* _Your task_: Type out the data exactly as given. Skip any image.

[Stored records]

━━━━━━

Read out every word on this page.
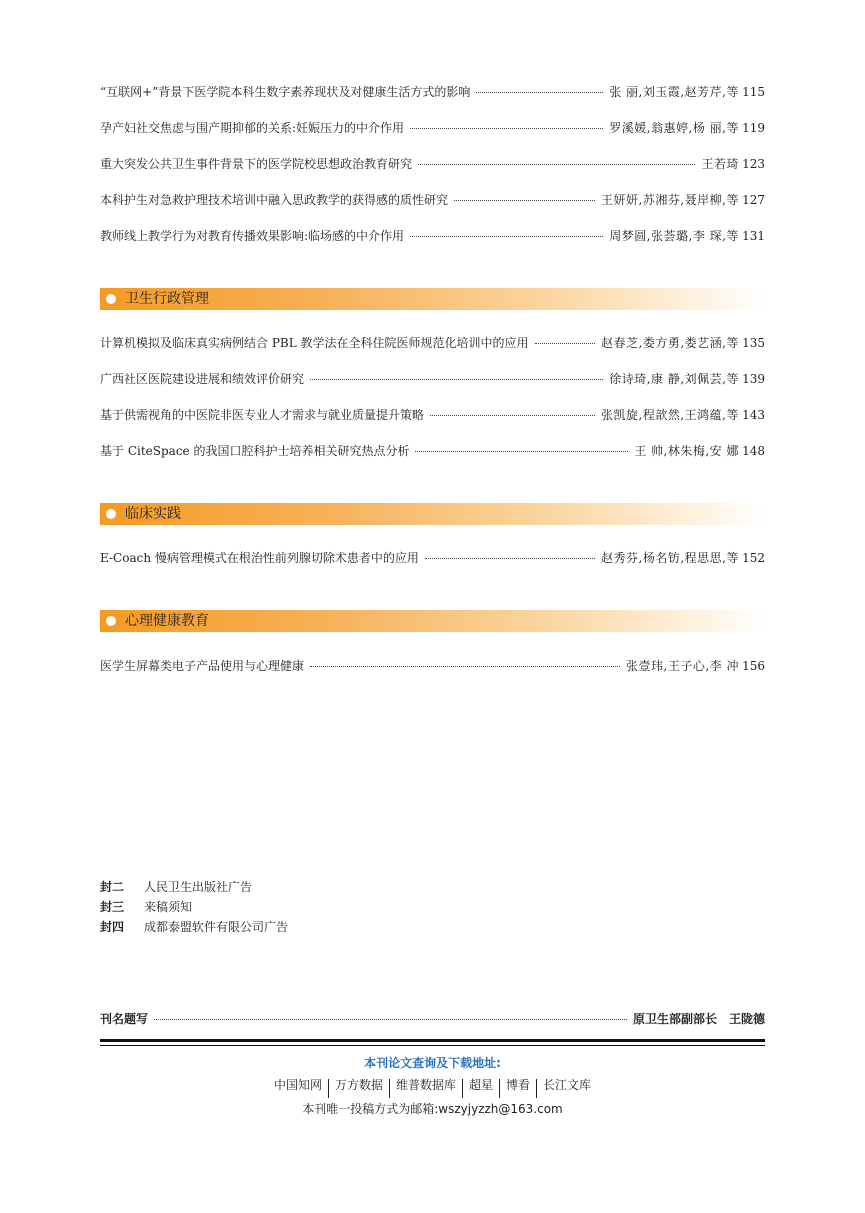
“互联网+”背景下医学院本科生数字素养现状及对健康生活方式的影响	张 丽,刘玉霞,赵芳芹,等 115
孕产妇社交焦虑与围产期抑郁的关系:妊娠压力的中介作用	罗溪媛,翁惠婷,杨 丽,等 119
重大突发公共卫生事件背景下的医学院校思想政治教育研究	王若琦 123
本科护生对急救护理技术培训中融入思政教学的获得感的质性研究	王妍妍,苏湘芬,聂岸柳,等 127
教师线上教学行为对教育传播效果影响:临场感的中介作用	周梦圆,张荟璐,李 琛,等 131
卫生行政管理
计算机模拟及临床真实病例结合 PBL 教学法在全科住院医师规范化培训中的应用	赵春芝,娄方勇,娄艺涵,等 135
广西社区医院建设进展和绩效评价研究	徐诗琦,康 静,刘佩芸,等 139
基于供需视角的中医院非医专业人才需求与就业质量提升策略	张凯旋,程歆然,王鸿蕴,等 143
基于 CiteSpace 的我国口腔科护士培养相关研究热点分析	王 帅,林朱梅,安 娜 148
临床实践
E-Coach 慢病管理模式在根治性前列腺切除术患者中的应用	赵秀芬,杨名钫,程思思,等 152
心理健康教育
医学生屏幕类电子产品使用与心理健康	张壹玮,王子心,李 冲 156
封二	人民卫生出版社广告
封三	来稿须知
封四	成都泰盟软件有限公司广告
刊名题写	原卫生部副部长　王陇德
本刊论文查询及下载地址:
中国知网	万方数据	维普数据库	超星	博看	长江文库
本刊唯一投稿方式为邮箱:wszyjyzzh@163.com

━━━━━━

* _Final result_:
Read out every word on this page.
“互联网+”背景下医学院本科生数字素养现状及对健康生活方式的影响	张 丽,刘玉霞,赵芳芹,等 115
孕产妇社交焦虑与围产期抑郁的关系:妊娠压力的中介作用	罗溪媛,翁惠婷,杨 丽,等 119
重大突发公共卫生事件背景下的医学院校思想政治教育研究	王若琦 123
本科护生对急救护理技术培训中融入思政教学的获得感的质性研究	王妍妍,苏湘芬,聂岸柳,等 127
教师线上教学行为对教育传播效果影响:临场感的中介作用	周梦圆,张荟璐,李 琛,等 131
卫生行政管理
计算机模拟及临床真实病例结合 PBL 教学法在全科住院医师规范化培训中的应用	赵春芝,娄方勇,娄艺涵,等 135
广西社区医院建设进展和绩效评价研究	徐诗琦,康 静,刘佩芸,等 139
基于供需视角的中医院非医专业人才需求与就业质量提升策略	张凯旋,程歆然,王鸿蕴,等 143
基于 CiteSpace 的我国口腔科护士培养相关研究热点分析	王 帅,林朱梅,安 娜 148
临床实践
E-Coach 慢病管理模式在根治性前列腺切除术患者中的应用	赵秀芬,杨名钫,程思思,等 152
心理健康教育
医学生屏幕类电子产品使用与心理健康	张壹玮,王子心,李 冲 156
封二	人民卫生出版社广告
封三	来稿须知
封四	成都泰盟软件有限公司广告
刊名题写	原卫生部副部长　王陇德
本刊论文查询及下载地址:
中国知网	万方数据	维普数据库	超星	博看	长江文库
本刊唯一投稿方式为邮箱:wszyjyzzh@163.com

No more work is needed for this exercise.